====== EXCERPTED RECORDS ======

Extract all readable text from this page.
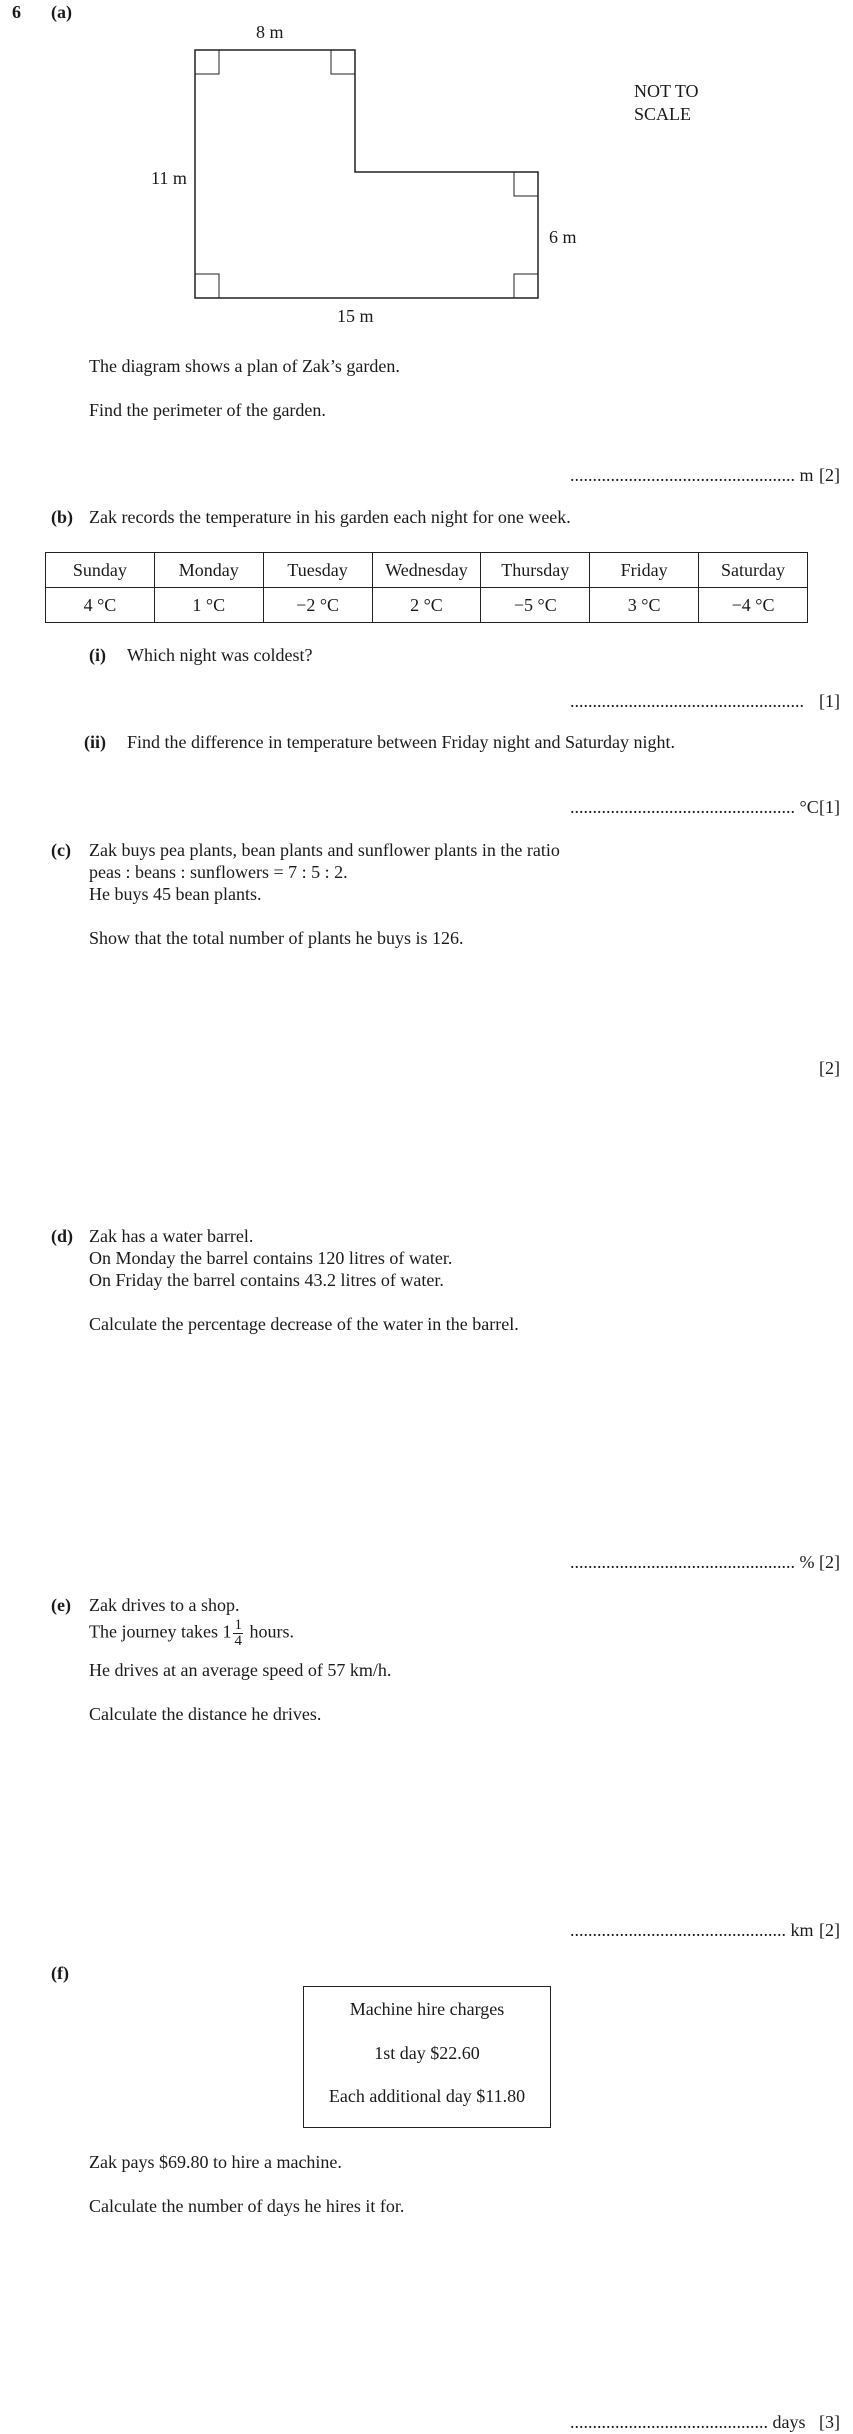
6 (a)
8 m
11 m
6 m
15 m
NOT TO
SCALE
The diagram shows a plan of Zak’s garden.
Find the perimeter of the garden.
.................................................. m [2]
(b) Zak records the temperature in his garden each night for one week.
Sunday	Monday	Tuesday	Wednesday	Thursday	Friday	Saturday
4 °C	1 °C	−2 °C	2 °C	−5 °C	3 °C	−4 °C
(i) Which night was coldest?
.................................................... [1]
(ii) Find the difference in temperature between Friday night and Saturday night.
.................................................. °C [1]
(c) Zak buys pea plants, bean plants and sunflower plants in the ratio
peas : beans : sunflowers = 7 : 5 : 2.
He buys 45 bean plants.
Show that the total number of plants he buys is 126.
[2]
(d) Zak has a water barrel.
On Monday the barrel contains 120 litres of water.
On Friday the barrel contains 43.2 litres of water.
Calculate the percentage decrease of the water in the barrel.
.................................................. % [2]
(e) Zak drives to a shop.
The journey takes $1 \frac{1}{4}$ hours.
He drives at an average speed of 57 km/h.
Calculate the distance he drives.
................................................ km [2]
(f)
Machine hire charges
1st day $22.60
Each additional day $11.80
Zak pays $69.80 to hire a machine.
Calculate the number of days he hires it for.
............................................ days [3]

======

PROBLEM TO SOLVE —
Pick out all the lines with the word "number" in them and copy them.

WRITTEN SOLUTION —
Show that the total number of plants he buys is 126.
Calculate the number of days he hires it for.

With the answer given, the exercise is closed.